**INSTRUCTION**: Please reproduce the listing below exactly, line for line, and leave the pictures out of your answer.

▬▬▬

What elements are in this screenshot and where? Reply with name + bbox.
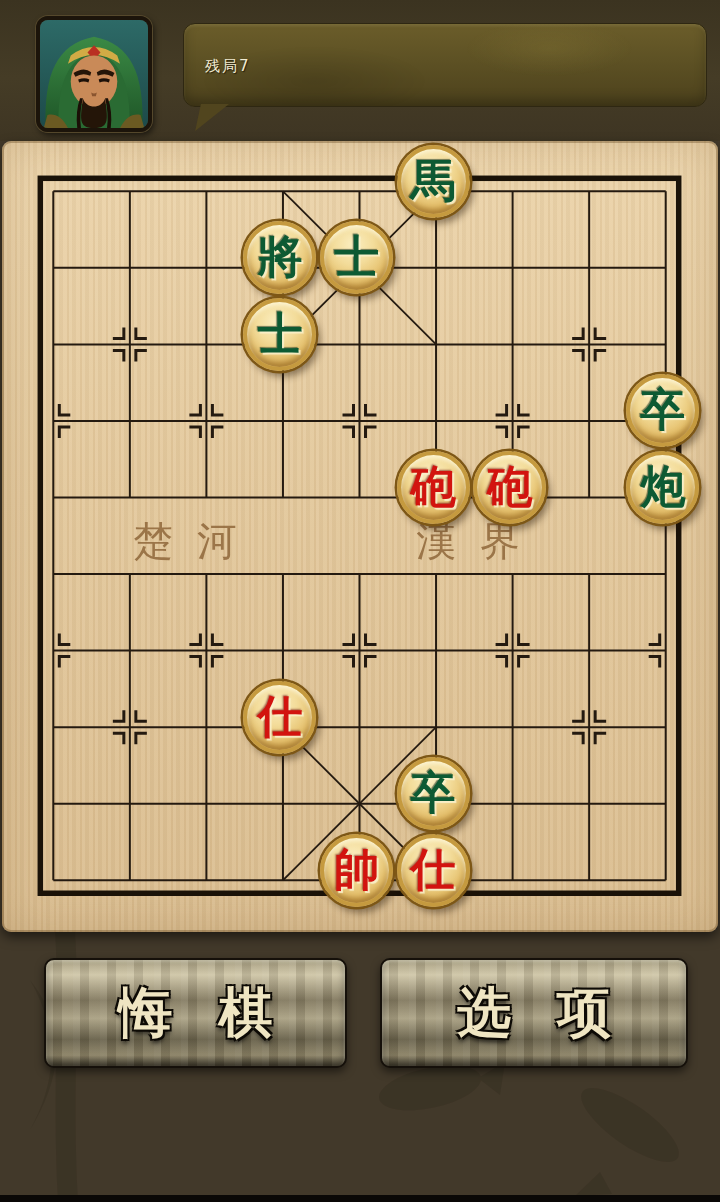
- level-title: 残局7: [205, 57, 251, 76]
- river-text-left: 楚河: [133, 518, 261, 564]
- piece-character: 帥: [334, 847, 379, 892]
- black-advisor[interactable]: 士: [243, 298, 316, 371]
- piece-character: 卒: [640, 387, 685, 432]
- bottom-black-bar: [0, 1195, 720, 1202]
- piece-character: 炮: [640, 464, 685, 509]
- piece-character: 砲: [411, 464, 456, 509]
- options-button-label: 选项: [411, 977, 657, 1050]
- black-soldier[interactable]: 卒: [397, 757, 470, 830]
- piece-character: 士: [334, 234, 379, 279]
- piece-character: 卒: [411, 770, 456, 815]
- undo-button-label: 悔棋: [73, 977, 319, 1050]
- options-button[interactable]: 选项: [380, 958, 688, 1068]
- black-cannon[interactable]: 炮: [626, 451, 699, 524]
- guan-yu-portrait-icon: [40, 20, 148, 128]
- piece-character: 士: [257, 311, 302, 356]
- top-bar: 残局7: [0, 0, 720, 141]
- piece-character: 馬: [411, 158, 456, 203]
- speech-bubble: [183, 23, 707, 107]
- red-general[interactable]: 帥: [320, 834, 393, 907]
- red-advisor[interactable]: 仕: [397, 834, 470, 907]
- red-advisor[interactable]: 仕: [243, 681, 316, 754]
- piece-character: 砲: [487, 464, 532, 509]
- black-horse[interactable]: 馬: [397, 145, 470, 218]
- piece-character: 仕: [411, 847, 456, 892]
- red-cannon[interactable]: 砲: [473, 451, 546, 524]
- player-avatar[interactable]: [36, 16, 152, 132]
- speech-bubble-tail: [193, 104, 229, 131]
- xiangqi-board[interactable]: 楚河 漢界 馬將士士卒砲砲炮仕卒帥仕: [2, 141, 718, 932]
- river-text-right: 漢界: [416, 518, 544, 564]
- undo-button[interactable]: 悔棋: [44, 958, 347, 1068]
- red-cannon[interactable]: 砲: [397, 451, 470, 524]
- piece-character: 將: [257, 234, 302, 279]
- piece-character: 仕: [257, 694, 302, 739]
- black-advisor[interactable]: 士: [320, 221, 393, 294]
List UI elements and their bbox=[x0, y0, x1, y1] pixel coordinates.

▬▬▬

**FINISHED TASK**:
What elements are in this screenshot and where? Reply with name + bbox.
- level-title: 残局7: [205, 57, 251, 76]
- river-text-left: 楚河: [133, 518, 261, 564]
- piece-character: 帥: [334, 847, 379, 892]
- black-advisor[interactable]: 士: [243, 298, 316, 371]
- piece-character: 卒: [640, 387, 685, 432]
- bottom-black-bar: [0, 1195, 720, 1202]
- piece-character: 炮: [640, 464, 685, 509]
- piece-character: 砲: [411, 464, 456, 509]
- options-button-label: 选项: [411, 977, 657, 1050]
- black-soldier[interactable]: 卒: [397, 757, 470, 830]
- piece-character: 士: [334, 234, 379, 279]
- piece-character: 卒: [411, 770, 456, 815]
- undo-button-label: 悔棋: [73, 977, 319, 1050]
- options-button[interactable]: 选项: [380, 958, 688, 1068]
- black-cannon[interactable]: 炮: [626, 451, 699, 524]
- guan-yu-portrait-icon: [40, 20, 148, 128]
- piece-character: 士: [257, 311, 302, 356]
- top-bar: 残局7: [0, 0, 720, 141]
- piece-character: 馬: [411, 158, 456, 203]
- speech-bubble: [183, 23, 707, 107]
- red-general[interactable]: 帥: [320, 834, 393, 907]
- red-advisor[interactable]: 仕: [397, 834, 470, 907]
- red-advisor[interactable]: 仕: [243, 681, 316, 754]
- piece-character: 砲: [487, 464, 532, 509]
- black-horse[interactable]: 馬: [397, 145, 470, 218]
- piece-character: 仕: [411, 847, 456, 892]
- red-cannon[interactable]: 砲: [473, 451, 546, 524]
- player-avatar[interactable]: [36, 16, 152, 132]
- speech-bubble-tail: [193, 104, 229, 131]
- xiangqi-board[interactable]: 楚河 漢界 馬將士士卒砲砲炮仕卒帥仕: [2, 141, 718, 932]
- river-text-right: 漢界: [416, 518, 544, 564]
- undo-button[interactable]: 悔棋: [44, 958, 347, 1068]
- red-cannon[interactable]: 砲: [397, 451, 470, 524]
- piece-character: 將: [257, 234, 302, 279]
- piece-character: 仕: [257, 694, 302, 739]
- black-advisor[interactable]: 士: [320, 221, 393, 294]
List UI elements and their bbox=[x0, y0, x1, y1] pixel coordinates.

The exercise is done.